**STATED EXERCISE**. Identify the lines that include the word "Samsung", then copy all of them.

**Extracted records**.
========================================

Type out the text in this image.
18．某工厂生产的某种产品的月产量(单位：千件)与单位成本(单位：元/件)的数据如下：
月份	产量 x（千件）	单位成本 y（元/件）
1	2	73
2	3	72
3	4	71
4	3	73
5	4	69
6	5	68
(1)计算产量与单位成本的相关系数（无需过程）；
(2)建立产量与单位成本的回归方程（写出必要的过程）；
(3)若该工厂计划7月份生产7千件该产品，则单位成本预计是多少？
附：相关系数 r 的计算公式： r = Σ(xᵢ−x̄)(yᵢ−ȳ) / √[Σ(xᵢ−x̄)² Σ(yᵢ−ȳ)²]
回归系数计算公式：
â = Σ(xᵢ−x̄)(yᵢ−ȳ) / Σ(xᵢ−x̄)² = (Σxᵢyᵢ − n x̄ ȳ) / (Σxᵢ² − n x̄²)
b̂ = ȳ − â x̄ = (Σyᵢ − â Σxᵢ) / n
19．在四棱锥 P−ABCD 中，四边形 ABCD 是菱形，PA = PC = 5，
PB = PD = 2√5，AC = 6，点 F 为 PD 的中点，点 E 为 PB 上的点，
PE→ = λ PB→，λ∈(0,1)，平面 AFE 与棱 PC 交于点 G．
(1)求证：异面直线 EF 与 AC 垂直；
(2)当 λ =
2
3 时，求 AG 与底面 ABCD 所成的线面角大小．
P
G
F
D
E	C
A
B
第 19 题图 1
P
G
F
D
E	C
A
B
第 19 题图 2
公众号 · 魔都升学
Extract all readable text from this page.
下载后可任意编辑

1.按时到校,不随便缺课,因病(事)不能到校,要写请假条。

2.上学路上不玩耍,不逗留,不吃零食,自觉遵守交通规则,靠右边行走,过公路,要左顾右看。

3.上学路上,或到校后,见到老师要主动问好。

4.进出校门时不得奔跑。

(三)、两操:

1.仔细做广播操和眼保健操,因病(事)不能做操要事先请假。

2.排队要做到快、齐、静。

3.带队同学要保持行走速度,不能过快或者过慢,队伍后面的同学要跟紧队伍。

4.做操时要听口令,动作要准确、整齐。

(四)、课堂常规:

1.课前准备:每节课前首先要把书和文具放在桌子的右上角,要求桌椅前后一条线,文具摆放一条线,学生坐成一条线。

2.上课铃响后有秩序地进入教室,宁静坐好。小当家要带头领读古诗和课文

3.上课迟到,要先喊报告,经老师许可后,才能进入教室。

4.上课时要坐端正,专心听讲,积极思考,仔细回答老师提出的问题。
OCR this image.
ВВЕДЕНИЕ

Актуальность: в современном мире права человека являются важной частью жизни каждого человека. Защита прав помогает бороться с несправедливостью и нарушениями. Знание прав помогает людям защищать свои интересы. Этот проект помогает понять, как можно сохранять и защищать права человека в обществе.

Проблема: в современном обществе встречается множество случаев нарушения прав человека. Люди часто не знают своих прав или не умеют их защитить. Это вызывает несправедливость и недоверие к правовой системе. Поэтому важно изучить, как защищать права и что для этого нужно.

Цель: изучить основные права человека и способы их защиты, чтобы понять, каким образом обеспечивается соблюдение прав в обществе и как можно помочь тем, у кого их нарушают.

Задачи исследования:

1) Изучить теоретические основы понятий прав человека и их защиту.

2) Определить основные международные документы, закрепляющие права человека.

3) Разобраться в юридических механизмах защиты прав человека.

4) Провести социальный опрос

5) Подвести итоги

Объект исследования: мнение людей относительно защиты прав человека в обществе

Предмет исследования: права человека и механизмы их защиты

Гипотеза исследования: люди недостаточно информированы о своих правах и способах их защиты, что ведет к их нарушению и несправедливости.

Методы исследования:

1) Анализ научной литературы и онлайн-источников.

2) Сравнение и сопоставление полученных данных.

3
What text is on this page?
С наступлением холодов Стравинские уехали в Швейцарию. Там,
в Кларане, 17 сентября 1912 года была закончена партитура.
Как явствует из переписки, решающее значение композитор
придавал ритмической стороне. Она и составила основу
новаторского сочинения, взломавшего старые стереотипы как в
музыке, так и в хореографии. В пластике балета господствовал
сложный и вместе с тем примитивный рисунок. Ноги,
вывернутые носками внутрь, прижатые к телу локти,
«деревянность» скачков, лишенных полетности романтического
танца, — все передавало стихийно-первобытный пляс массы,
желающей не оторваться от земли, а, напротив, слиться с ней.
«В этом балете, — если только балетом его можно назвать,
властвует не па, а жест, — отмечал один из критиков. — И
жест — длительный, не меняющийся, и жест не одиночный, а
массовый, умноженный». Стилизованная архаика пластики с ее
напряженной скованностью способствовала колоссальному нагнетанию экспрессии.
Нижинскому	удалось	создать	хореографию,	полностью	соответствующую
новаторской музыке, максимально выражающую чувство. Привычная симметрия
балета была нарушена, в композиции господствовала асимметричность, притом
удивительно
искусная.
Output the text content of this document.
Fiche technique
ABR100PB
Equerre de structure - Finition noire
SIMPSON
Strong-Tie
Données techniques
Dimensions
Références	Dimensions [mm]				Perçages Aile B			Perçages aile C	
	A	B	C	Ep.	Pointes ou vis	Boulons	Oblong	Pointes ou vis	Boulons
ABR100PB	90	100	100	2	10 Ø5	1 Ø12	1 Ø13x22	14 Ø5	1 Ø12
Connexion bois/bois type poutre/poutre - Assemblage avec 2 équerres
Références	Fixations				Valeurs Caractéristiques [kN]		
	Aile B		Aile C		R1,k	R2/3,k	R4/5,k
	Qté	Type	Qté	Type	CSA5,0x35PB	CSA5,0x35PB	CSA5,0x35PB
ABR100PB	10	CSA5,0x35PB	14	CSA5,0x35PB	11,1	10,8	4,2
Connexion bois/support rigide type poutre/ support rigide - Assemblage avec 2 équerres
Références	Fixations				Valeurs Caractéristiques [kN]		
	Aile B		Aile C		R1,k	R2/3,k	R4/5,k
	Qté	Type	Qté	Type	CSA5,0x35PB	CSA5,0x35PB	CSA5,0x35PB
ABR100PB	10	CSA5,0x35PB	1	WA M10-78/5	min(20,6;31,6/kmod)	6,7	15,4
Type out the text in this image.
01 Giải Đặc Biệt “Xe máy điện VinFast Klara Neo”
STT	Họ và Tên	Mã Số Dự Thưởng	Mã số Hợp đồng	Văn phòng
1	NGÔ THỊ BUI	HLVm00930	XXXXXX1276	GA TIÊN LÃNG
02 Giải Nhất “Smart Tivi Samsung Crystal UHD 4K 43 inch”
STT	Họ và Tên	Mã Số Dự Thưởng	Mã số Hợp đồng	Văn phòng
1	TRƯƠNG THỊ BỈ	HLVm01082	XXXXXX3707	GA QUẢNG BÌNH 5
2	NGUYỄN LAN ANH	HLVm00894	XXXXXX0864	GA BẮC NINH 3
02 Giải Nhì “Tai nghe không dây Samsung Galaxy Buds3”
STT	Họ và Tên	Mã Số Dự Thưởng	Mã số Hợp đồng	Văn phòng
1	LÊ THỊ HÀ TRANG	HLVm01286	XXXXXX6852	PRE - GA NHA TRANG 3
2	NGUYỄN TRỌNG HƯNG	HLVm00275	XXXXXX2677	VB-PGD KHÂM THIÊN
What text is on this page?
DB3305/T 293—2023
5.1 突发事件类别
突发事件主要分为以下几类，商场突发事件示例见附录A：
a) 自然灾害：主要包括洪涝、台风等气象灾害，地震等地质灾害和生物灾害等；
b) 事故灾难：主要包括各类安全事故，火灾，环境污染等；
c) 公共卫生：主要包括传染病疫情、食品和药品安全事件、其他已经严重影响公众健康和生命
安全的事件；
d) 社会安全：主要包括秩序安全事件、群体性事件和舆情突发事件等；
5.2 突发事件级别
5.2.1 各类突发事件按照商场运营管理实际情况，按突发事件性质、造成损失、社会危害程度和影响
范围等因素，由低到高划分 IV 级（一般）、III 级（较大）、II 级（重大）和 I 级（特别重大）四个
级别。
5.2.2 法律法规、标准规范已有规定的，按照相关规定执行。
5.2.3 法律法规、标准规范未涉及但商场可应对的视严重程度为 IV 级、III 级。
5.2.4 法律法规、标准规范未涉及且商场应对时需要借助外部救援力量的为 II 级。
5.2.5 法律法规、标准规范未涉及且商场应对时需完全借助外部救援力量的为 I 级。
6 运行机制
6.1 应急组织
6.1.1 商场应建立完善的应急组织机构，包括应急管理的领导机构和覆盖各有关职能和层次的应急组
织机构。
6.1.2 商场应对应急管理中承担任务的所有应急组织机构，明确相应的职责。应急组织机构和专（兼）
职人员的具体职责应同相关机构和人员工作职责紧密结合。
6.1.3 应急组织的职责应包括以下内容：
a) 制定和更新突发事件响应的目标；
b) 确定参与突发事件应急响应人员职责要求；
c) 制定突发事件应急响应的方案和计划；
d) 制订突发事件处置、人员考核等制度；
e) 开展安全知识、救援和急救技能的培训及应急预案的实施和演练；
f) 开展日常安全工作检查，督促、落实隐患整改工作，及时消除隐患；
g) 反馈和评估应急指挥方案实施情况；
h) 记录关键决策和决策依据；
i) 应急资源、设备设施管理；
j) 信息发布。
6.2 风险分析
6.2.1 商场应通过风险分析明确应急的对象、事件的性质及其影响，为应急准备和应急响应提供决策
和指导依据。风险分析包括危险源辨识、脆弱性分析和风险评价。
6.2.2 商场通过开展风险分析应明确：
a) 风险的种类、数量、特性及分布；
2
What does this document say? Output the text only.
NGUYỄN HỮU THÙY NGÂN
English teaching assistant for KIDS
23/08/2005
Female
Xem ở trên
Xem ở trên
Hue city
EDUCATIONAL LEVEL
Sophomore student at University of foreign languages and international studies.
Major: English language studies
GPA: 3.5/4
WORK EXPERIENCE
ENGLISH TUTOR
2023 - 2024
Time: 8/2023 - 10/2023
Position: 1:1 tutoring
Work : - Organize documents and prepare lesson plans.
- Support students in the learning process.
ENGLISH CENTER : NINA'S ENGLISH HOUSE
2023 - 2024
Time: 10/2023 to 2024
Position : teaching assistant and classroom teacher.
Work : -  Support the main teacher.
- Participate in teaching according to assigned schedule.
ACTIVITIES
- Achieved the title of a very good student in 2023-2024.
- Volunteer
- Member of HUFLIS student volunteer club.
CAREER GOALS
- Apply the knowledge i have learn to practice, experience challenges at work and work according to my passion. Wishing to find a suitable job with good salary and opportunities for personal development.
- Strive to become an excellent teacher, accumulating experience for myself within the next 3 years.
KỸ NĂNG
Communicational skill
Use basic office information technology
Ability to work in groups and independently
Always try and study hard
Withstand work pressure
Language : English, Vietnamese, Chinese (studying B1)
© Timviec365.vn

========================================

**FULL RESPONSE**.
02 Giải Nhất “Smart Tivi Samsung Crystal UHD 4K 43 inch”
02 Giải Nhì “Tai nghe không dây Samsung Galaxy Buds3”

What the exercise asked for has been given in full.